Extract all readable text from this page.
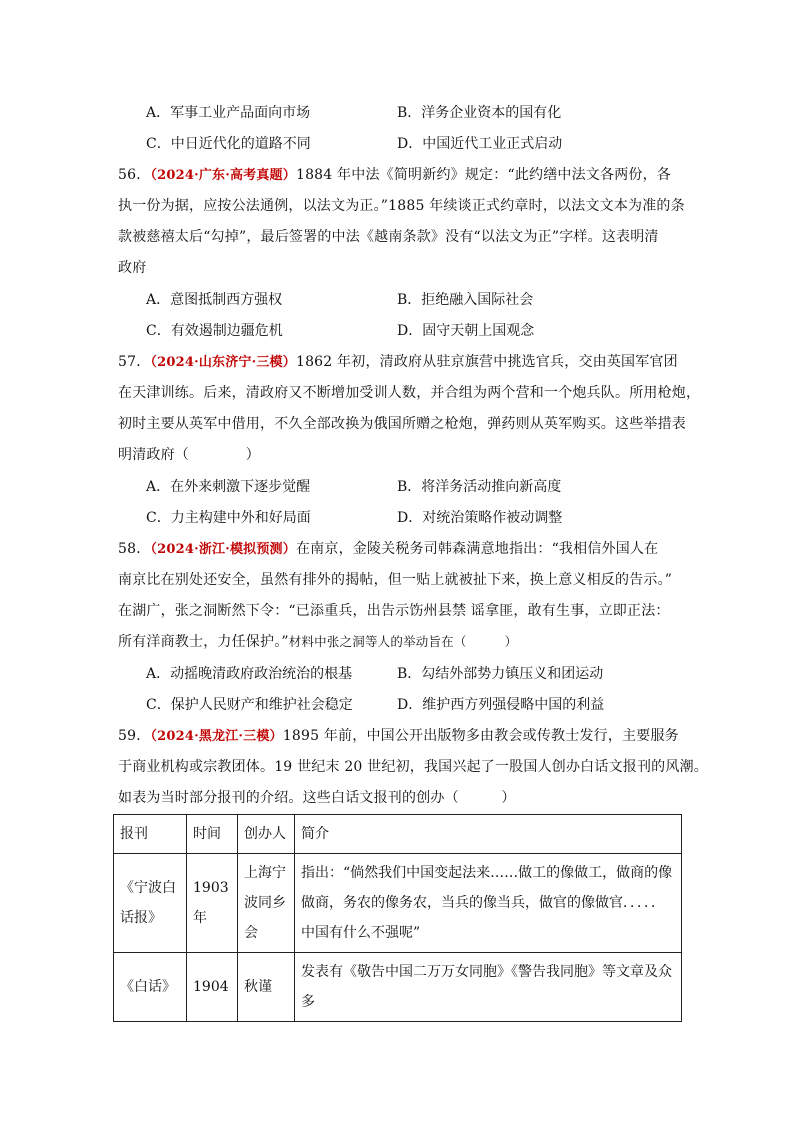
A．军事工业产品面向市场	B．洋务企业资本的国有化
C．中日近代化的道路不同	D．中国近代工业正式启动
56．（2024·广东·高考真题）1884 年中法《简明新约》规定：“此约缮中法文各两份，各
执一份为据，应按公法通例，以法文为正。”1885 年续谈正式约章时，以法文文本为准的条
款被慈禧太后“勾掉”，最后签署的中法《越南条款》没有“以法文为正”字样。这表明清
政府
A．意图抵制西方强权	B．拒绝融入国际社会
C．有效遏制边疆危机	D．固守天朝上国观念
57．（2024·山东济宁·三模）1862 年初，清政府从驻京旗营中挑选官兵，交由英国军官团
在天津训练。后来，清政府又不断增加受训人数，并合组为两个营和一个炮兵队。所用枪炮，
初时主要从英军中借用，不久全部改换为俄国所赠之枪炮，弹药则从英军购买。这些举措表
明清政府（　　　　）
A．在外来刺激下逐步觉醒	B．将洋务活动推向新高度
C．力主构建中外和好局面	D．对统治策略作被动调整
58．（2024·浙江·模拟预测）在南京，金陵关税务司韩森满意地指出：“我相信外国人在
南京比在别处还安全，虽然有排外的揭帖，但一贴上就被扯下来，换上意义相反的告示。”
在湖广，张之洞断然下令：“已添重兵，出告示饬州县禁 谣拿匪，敢有生事，立即正法：
所有洋商教士，力任保护。”材料中张之洞等人的举动旨在（　　　）
A．动摇晚清政府政治统治的根基	B．勾结外部势力镇压义和团运动
C．保护人民财产和维护社会稳定	D．维护西方列强侵略中国的利益
59．（2024·黑龙江·三模）1895 年前，中国公开出版物多由教会或传教士发行，主要服务
于商业机构或宗教团体。19 世纪末 20 世纪初，我国兴起了一股国人创办白话文报刊的风潮。
如表为当时部分报刊的介绍。这些白话文报刊的创办（　　　）
报刊	时间	创办人	简介
《宁波白话报》	1903年	上海宁波同乡会	指出：“倘然我们中国变起法来……做工的像做工，做商的像做商，务农的像务农，当兵的像当兵，做官的像做官．．．．．中国有什么不强呢”
《白话》	1904	秋谨	发表有《敬告中国二万万女同胞》《警告我同胞》等文章及众多
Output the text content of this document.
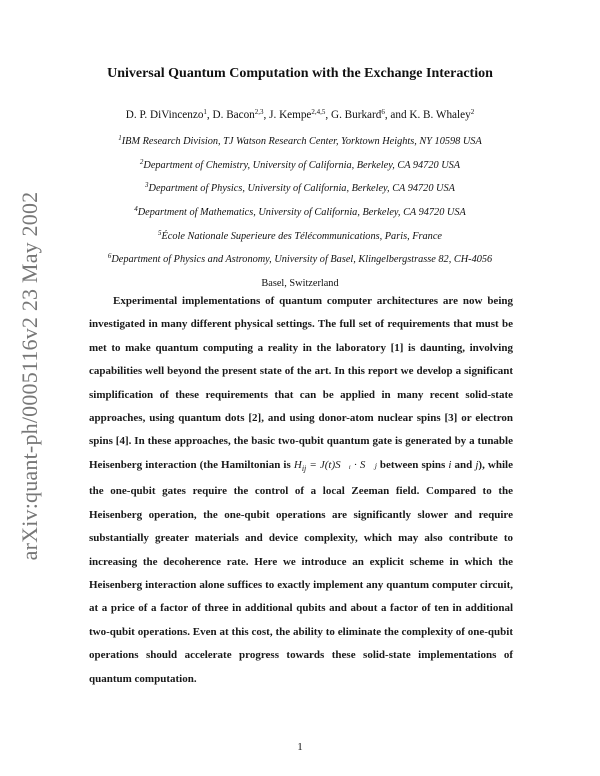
arXiv:quant-ph/0005116v2 23 May 2002
Universal Quantum Computation with the Exchange Interaction
D. P. DiVincenzo$^1$, D. Bacon$^{2,3}$, J. Kempe$^{2,4,5}$, G. Burkard$^6$, and K. B. Whaley$^2$
$^1$IBM Research Division, TJ Watson Research Center, Yorktown Heights, NY 10598 USA
$^2$Department of Chemistry, University of California, Berkeley, CA 94720 USA
$^3$Department of Physics, University of California, Berkeley, CA 94720 USA
$^4$Department of Mathematics, University of California, Berkeley, CA 94720 USA
$^5$École Nationale Superieure des Télécommunications, Paris, France
$^6$Department of Physics and Astronomy, University of Basel, Klingelbergstrasse 82, CH-4056
Basel, Switzerland
Experimental implementations of quantum computer architectures are now being investigated in many different physical settings. The full set of requirements that must be met to make quantum computing a reality in the laboratory [1] is daunting, involving capabilities well beyond the present state of the art. In this report we develop a significant simplification of these requirements that can be applied in many recent solid-state approaches, using quantum dots [2], and using donor-atom nuclear spins [3] or electron spins [4]. In these approaches, the basic two-qubit quantum gate is generated by a tunable Heisenberg interaction (the Hamiltonian is $H_{ij}$ = J(t)S⃗ᵢ · S⃗ⱼ between spins i and j), while the one-qubit gates require the control of a local Zeeman field. Compared to the Heisenberg operation, the one-qubit operations are significantly slower and require substantially greater materials and device complexity, which may also contribute to increasing the decoherence rate. Here we introduce an explicit scheme in which the Heisenberg interaction alone suffices to exactly implement any quantum computer circuit, at a price of a factor of three in additional qubits and about a factor of ten in additional two-qubit operations. Even at this cost, the ability to eliminate the complexity of one-qubit operations should accelerate progress towards these solid-state implementations of quantum computation.
1
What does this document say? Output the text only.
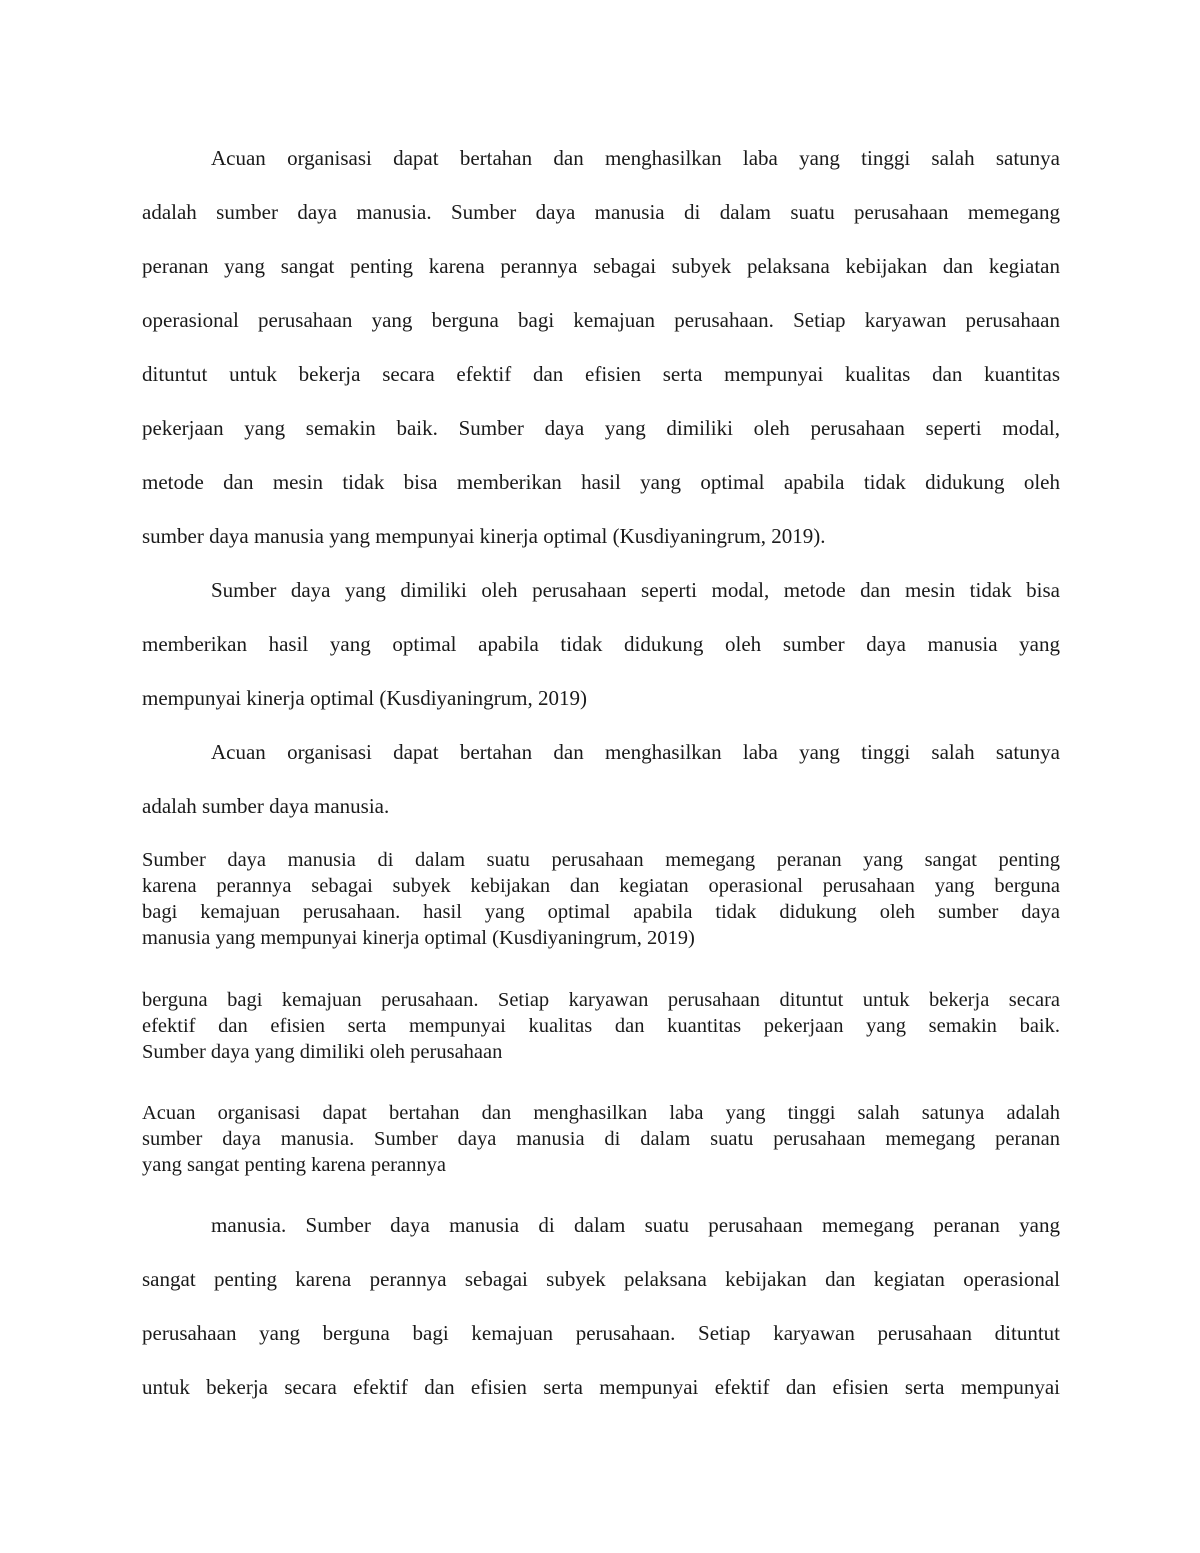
Acuan organisasi dapat bertahan dan menghasilkan laba yang tinggi salah satunya
adalah sumber daya manusia. Sumber daya manusia di dalam suatu perusahaan memegang
peranan yang sangat penting karena perannya sebagai subyek pelaksana kebijakan dan kegiatan
operasional perusahaan yang berguna bagi kemajuan perusahaan. Setiap karyawan perusahaan
dituntut untuk bekerja secara efektif dan efisien serta mempunyai kualitas dan kuantitas
pekerjaan yang semakin baik. Sumber daya yang dimiliki oleh perusahaan seperti modal,
metode dan mesin tidak bisa memberikan hasil yang optimal apabila tidak didukung oleh
sumber daya manusia yang mempunyai kinerja optimal (Kusdiyaningrum, 2019).
Sumber daya yang dimiliki oleh perusahaan seperti modal, metode dan mesin tidak bisa
memberikan hasil yang optimal apabila tidak didukung oleh sumber daya manusia yang
mempunyai kinerja optimal (Kusdiyaningrum, 2019)
Acuan organisasi dapat bertahan dan menghasilkan laba yang tinggi salah satunya
adalah sumber daya manusia.
Sumber daya manusia di dalam suatu perusahaan memegang peranan yang sangat penting
karena perannya sebagai subyek kebijakan dan kegiatan operasional perusahaan yang berguna
bagi kemajuan perusahaan. hasil yang optimal apabila tidak didukung oleh sumber daya
manusia yang mempunyai kinerja optimal (Kusdiyaningrum, 2019)
berguna bagi kemajuan perusahaan. Setiap karyawan perusahaan dituntut untuk bekerja secara
efektif dan efisien serta mempunyai kualitas dan kuantitas pekerjaan yang semakin baik.
Sumber daya yang dimiliki oleh perusahaan
Acuan organisasi dapat bertahan dan menghasilkan laba yang tinggi salah satunya adalah
sumber daya manusia. Sumber daya manusia di dalam suatu perusahaan memegang peranan
yang sangat penting karena perannya
manusia. Sumber daya manusia di dalam suatu perusahaan memegang peranan yang
sangat penting karena perannya sebagai subyek pelaksana kebijakan dan kegiatan operasional
perusahaan yang berguna bagi kemajuan perusahaan. Setiap karyawan perusahaan dituntut
untuk bekerja secara efektif dan efisien serta mempunyai efektif dan efisien serta mempunyai
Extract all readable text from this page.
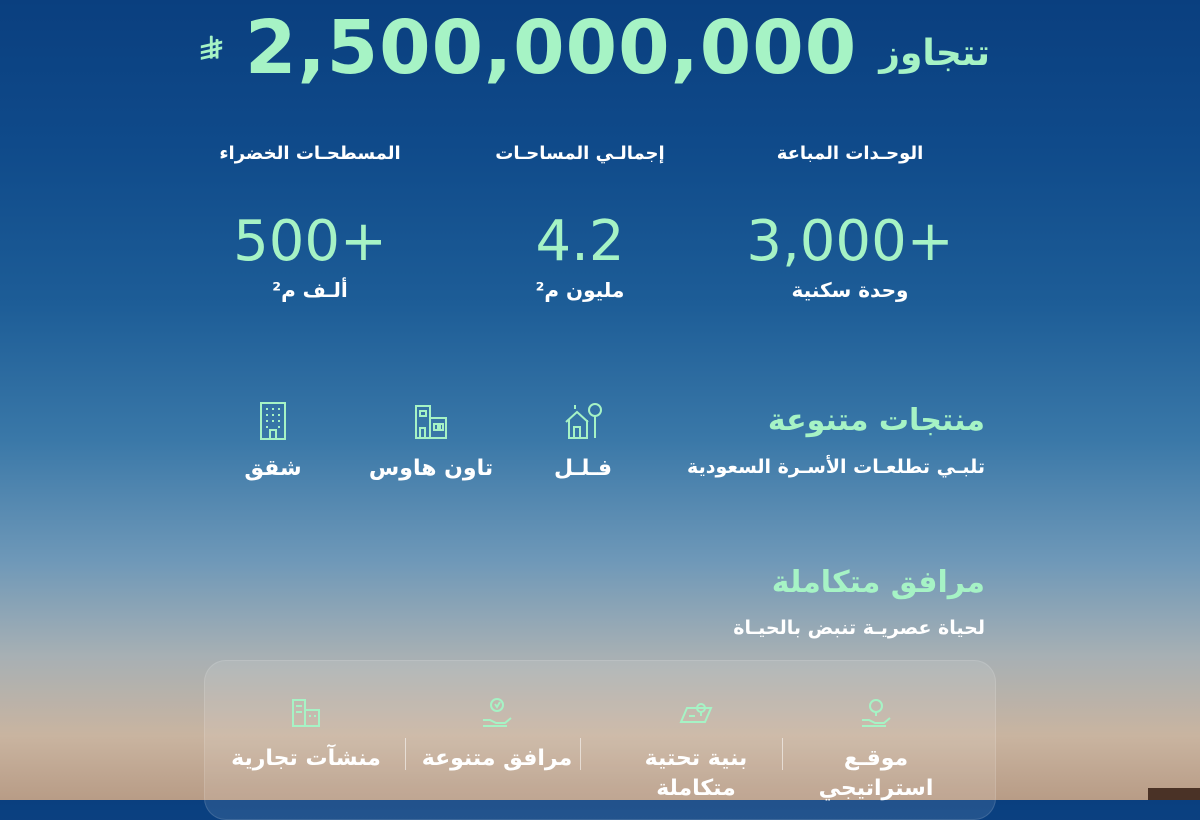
تتجاوز
2,500,000,000
الوحـدات المباعة
3,000+
وحدة سكنية
إجمالـي المساحـات
4.2
مليون م²
المسطحـات الخضراء
500+
ألـف م²
منتجات متنوعة
تلبـي تطلعـات الأسـرة السعودية
فـلـل
تاون هاوس
شقق
مرافق متكاملة
لحياة عصريـة تنبض بالحيـاة
موقـع استراتيجي
بنية تحتية متكاملة
مرافق متنوعة
منشآت تجارية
--
WRITTEN PROBLEM: Look through the data above. Copy every line with the string "serta" in it.

WORKED ANSWER:
dituntut untuk bekerja secara efektif dan efisien serta mempunyai kualitas dan kuantitas
efektif dan efisien serta mempunyai kualitas dan kuantitas pekerjaan yang semakin baik.
untuk bekerja secara efektif dan efisien serta mempunyai efektif dan efisien serta mempunyai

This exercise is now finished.